PROBLEM DETAILS: Filter these entries, keeping only lines that hold the word "Closing".

DATA TO PROCESS:

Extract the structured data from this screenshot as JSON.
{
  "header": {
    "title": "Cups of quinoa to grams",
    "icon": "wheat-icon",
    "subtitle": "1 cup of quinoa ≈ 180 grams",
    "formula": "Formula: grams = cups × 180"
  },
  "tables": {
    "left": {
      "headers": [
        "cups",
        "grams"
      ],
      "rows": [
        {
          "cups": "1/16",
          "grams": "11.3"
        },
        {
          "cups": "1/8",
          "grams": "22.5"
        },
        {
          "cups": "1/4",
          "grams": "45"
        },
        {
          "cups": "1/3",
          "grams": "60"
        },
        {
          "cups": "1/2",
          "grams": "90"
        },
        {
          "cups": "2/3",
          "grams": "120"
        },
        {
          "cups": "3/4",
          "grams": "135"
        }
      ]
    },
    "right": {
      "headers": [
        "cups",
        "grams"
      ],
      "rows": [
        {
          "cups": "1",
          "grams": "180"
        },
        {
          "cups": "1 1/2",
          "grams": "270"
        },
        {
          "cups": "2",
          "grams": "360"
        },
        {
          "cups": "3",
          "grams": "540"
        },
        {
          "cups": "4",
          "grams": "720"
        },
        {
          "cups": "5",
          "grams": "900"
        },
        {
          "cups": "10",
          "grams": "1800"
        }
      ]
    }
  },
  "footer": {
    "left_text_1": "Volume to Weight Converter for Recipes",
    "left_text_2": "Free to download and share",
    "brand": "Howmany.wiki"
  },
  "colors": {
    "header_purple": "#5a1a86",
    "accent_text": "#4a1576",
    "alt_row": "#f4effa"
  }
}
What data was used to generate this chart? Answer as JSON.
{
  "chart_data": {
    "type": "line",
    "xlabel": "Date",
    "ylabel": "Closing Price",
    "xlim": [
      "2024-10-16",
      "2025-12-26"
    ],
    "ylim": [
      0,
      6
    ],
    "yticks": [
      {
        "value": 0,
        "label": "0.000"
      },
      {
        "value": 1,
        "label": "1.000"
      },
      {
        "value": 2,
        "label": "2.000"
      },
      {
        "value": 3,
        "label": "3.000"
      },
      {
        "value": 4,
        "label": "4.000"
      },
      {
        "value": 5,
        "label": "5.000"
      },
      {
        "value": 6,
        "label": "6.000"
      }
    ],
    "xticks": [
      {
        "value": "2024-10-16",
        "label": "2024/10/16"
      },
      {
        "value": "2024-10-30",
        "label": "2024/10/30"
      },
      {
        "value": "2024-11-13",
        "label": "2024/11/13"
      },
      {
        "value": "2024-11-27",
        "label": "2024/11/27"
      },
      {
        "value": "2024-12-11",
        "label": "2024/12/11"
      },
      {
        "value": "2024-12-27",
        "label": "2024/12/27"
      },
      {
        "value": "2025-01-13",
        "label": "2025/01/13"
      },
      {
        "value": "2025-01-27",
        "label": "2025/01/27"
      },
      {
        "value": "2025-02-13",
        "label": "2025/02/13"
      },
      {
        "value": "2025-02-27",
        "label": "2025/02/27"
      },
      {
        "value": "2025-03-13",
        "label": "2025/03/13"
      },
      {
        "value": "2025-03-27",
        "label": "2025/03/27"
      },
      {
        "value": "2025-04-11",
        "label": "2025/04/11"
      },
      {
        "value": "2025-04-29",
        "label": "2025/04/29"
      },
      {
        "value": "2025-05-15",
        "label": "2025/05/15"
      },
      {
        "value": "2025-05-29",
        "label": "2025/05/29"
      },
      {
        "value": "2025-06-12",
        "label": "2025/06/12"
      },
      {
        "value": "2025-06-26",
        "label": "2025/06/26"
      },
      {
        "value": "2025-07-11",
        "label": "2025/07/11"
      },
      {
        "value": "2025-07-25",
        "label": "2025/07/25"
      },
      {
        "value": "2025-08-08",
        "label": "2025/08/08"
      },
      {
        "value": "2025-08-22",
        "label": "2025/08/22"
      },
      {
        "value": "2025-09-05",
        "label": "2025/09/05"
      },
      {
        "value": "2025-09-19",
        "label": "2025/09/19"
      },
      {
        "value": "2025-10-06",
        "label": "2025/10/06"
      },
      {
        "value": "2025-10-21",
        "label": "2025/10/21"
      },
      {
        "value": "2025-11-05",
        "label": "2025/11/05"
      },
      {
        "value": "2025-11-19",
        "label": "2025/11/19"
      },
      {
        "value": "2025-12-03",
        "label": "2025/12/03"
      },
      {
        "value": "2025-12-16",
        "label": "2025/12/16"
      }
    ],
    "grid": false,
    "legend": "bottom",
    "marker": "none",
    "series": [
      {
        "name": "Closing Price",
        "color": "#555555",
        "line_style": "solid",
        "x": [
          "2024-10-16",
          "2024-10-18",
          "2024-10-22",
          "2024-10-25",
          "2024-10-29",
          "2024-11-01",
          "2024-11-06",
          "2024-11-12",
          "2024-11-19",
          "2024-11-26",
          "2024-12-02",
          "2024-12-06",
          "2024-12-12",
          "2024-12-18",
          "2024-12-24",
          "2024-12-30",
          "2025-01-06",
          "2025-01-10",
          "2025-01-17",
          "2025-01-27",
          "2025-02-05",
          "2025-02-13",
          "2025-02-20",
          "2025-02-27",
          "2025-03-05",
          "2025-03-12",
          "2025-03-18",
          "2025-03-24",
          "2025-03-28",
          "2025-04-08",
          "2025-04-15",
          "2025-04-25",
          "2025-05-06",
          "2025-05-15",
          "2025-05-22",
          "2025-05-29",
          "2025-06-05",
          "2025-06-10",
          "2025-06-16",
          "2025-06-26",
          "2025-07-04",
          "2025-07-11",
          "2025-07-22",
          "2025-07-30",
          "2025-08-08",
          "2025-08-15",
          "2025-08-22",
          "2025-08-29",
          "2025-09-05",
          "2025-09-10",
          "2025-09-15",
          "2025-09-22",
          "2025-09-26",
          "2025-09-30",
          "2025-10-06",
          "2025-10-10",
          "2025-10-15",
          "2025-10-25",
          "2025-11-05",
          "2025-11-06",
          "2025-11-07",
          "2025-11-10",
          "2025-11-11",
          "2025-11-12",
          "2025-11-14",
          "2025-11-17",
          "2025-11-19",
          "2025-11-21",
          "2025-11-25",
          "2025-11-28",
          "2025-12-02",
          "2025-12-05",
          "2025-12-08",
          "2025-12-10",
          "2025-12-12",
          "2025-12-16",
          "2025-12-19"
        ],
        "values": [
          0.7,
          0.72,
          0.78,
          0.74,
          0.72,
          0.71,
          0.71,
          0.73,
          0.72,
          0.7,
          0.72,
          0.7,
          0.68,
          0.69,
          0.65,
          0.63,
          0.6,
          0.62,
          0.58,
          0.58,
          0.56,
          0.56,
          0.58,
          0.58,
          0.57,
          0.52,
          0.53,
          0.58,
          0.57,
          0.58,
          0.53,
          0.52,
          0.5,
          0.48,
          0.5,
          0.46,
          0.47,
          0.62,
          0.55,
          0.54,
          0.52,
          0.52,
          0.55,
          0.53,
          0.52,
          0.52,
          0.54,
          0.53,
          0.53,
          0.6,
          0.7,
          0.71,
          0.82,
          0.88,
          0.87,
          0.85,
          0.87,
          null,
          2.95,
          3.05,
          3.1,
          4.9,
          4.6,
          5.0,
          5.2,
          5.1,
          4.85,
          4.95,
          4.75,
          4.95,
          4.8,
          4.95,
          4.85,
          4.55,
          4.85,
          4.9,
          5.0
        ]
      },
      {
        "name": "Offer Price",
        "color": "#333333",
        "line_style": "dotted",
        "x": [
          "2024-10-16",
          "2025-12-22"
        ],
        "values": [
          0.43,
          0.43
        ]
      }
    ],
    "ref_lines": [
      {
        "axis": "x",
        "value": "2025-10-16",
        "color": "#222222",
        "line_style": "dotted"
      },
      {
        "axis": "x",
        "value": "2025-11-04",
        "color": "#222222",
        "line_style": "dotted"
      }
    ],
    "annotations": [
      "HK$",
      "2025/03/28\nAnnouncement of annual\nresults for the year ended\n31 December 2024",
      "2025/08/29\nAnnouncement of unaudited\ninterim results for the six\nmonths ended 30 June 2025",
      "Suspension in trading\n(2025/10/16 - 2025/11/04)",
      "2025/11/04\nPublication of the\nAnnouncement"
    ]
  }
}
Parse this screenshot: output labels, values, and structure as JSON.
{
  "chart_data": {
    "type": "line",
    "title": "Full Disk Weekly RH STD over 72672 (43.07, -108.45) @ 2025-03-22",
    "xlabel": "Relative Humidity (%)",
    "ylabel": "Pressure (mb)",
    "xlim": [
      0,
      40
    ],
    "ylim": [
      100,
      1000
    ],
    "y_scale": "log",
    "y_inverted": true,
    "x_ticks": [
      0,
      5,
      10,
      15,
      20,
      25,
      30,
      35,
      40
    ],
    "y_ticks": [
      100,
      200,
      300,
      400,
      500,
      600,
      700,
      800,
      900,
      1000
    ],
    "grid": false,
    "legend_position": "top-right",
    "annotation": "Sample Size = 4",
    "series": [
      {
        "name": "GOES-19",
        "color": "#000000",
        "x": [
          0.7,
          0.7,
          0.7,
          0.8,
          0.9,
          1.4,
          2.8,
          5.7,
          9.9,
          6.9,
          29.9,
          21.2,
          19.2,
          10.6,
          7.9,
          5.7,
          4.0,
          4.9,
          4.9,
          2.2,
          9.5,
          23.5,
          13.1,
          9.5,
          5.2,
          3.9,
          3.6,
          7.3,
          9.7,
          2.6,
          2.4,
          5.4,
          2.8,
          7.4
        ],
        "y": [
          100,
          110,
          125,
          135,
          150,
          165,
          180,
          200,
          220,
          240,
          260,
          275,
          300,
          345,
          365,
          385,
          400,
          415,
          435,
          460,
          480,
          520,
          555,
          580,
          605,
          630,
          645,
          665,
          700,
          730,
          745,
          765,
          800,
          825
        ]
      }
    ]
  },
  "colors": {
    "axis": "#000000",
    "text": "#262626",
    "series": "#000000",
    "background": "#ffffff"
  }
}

RESPONSE TO THE TASK:
    "ylabel": "Closing Price",
        "name": "Closing Price",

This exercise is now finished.